Sift the material for lines containing "погрома", and return them.

══════════════════════════════

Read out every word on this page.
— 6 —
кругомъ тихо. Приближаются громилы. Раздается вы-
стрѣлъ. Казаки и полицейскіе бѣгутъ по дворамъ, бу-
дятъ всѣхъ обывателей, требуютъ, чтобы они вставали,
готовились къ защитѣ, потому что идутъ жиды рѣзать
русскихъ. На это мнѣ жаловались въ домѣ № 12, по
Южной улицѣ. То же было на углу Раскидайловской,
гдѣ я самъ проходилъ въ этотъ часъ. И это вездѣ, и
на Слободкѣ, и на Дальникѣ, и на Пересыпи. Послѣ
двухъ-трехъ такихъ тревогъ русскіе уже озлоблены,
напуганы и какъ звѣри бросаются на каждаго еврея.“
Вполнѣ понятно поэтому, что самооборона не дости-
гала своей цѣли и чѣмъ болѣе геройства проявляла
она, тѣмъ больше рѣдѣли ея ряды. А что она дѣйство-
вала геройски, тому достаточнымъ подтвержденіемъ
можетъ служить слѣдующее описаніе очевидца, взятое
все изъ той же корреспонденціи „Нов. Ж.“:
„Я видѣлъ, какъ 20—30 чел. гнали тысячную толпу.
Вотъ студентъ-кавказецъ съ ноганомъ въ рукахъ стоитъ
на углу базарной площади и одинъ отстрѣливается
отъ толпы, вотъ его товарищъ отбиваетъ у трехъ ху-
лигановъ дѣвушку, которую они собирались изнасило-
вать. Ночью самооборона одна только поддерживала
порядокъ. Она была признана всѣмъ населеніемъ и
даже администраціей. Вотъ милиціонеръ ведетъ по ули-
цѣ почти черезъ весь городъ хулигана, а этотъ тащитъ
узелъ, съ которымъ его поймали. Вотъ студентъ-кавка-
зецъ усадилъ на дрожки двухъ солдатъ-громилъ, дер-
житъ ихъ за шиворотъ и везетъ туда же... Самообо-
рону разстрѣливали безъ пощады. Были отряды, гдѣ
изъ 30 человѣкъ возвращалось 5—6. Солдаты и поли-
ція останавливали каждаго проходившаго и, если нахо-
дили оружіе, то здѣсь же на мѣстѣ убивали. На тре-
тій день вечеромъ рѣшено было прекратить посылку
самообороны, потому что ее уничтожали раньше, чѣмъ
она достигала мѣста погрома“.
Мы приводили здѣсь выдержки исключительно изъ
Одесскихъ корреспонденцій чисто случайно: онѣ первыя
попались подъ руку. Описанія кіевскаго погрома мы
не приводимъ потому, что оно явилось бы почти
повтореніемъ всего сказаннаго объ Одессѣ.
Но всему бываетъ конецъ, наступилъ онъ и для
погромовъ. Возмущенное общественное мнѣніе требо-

══════════════════════════════

** Written answer **
она достигала мѣста погрома“.
попались подъ руку. Описанія кіевскаго погрома мы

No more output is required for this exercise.